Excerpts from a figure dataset

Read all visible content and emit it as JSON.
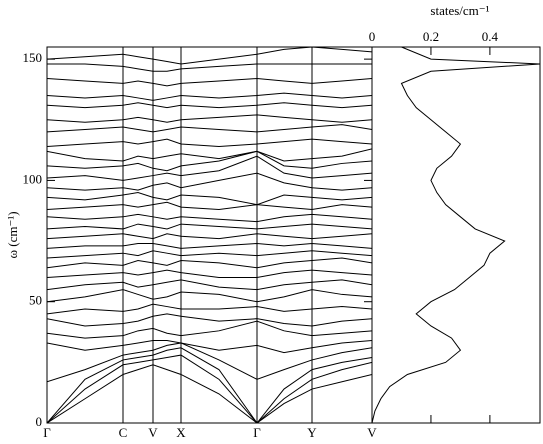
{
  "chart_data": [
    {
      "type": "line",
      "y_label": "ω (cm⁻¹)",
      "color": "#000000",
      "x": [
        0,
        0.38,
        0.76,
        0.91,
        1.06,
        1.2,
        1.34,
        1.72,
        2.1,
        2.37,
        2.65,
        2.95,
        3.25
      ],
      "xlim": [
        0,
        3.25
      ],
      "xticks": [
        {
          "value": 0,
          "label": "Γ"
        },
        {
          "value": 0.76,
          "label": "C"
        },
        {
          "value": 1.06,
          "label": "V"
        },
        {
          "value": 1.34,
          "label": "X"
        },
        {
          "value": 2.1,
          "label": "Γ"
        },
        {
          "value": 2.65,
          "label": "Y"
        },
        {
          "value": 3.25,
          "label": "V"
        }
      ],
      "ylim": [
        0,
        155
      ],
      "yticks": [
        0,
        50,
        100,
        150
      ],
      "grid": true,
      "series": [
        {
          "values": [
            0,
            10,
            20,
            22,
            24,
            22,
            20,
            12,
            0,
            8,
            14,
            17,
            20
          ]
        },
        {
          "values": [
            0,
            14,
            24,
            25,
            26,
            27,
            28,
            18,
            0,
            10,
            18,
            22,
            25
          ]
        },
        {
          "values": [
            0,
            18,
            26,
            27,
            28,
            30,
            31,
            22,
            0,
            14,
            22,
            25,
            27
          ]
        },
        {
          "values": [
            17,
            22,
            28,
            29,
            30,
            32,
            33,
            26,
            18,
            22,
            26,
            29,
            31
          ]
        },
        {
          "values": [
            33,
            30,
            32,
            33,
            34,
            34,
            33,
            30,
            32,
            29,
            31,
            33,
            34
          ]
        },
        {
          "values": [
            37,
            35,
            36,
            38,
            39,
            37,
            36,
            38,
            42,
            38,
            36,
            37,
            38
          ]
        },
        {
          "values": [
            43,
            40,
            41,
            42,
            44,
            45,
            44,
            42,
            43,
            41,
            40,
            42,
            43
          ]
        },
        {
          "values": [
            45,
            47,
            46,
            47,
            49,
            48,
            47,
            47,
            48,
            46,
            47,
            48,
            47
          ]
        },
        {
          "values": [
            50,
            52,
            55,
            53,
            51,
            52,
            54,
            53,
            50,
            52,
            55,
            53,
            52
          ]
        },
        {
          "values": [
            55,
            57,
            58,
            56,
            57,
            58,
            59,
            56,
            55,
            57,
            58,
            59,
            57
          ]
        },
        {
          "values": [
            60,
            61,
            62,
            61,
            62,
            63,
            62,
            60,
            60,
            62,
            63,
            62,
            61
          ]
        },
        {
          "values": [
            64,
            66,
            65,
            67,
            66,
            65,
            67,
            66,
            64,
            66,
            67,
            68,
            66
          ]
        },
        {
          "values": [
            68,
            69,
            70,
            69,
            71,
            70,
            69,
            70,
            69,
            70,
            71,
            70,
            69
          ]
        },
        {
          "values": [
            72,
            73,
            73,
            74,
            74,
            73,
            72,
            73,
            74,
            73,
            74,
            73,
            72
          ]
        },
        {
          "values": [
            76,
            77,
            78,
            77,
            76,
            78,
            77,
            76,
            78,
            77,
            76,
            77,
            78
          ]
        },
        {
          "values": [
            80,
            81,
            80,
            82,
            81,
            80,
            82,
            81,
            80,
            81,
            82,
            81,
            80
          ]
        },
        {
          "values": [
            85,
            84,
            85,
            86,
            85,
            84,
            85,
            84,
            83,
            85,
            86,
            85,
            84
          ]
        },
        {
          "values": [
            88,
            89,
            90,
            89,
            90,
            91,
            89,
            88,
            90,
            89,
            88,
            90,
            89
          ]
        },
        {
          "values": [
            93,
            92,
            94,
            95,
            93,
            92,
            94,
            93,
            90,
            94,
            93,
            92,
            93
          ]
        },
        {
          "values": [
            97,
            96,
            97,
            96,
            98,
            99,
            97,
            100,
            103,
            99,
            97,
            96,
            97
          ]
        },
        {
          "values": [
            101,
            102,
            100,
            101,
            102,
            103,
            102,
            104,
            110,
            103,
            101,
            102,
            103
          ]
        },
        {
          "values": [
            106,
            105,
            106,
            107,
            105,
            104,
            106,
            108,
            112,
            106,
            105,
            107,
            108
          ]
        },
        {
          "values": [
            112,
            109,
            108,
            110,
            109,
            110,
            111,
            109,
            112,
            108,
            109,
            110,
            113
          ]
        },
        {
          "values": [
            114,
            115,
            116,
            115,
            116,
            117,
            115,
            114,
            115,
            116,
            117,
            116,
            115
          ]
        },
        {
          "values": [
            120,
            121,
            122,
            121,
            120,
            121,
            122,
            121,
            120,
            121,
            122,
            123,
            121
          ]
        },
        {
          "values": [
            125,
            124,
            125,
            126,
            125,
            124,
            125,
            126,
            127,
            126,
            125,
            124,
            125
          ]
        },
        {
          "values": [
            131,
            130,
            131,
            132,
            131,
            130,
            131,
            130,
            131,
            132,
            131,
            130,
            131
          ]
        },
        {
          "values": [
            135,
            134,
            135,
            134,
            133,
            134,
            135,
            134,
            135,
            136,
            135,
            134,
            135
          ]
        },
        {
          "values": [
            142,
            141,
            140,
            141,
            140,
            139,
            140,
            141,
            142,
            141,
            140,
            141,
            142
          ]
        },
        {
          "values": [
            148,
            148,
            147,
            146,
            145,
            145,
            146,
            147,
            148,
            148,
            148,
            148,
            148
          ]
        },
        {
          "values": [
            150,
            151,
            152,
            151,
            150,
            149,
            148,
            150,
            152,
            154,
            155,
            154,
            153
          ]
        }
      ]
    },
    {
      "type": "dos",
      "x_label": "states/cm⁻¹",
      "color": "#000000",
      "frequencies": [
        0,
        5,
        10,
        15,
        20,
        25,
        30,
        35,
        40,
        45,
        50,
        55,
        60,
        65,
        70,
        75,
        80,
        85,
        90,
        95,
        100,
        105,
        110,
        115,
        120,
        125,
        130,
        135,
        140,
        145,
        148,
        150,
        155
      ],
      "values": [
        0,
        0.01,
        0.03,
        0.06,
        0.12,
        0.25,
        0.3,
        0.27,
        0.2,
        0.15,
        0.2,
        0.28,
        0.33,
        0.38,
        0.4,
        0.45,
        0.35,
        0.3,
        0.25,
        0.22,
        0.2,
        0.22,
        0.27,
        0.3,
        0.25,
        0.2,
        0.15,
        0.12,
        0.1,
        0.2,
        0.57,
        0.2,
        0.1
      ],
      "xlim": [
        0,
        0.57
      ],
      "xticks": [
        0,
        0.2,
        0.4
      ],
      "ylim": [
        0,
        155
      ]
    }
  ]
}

---

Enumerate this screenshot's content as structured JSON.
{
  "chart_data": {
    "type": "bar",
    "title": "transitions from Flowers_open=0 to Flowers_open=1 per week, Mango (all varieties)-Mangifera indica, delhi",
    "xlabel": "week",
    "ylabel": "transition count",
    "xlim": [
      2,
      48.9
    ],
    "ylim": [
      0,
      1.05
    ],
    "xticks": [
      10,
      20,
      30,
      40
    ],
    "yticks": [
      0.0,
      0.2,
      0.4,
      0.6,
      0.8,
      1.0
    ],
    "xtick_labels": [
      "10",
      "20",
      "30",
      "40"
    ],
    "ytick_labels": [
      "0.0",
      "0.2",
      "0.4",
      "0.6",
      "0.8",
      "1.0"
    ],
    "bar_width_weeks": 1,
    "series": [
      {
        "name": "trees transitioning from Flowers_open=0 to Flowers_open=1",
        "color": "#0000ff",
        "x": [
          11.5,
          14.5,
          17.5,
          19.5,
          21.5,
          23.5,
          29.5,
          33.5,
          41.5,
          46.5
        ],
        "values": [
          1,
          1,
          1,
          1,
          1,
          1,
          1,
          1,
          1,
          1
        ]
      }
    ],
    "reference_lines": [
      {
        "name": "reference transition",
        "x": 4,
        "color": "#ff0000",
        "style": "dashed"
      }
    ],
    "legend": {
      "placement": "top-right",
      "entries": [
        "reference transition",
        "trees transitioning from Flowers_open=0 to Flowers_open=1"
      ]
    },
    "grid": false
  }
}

= Your instructions =
Copy every line above in which the string "trees" shows up.

= Solution to this problem =
        "name": "trees transitioning from Flowers_open=0 to Flowers_open=1",
        "trees transitioning from Flowers_open=0 to Flowers_open=1"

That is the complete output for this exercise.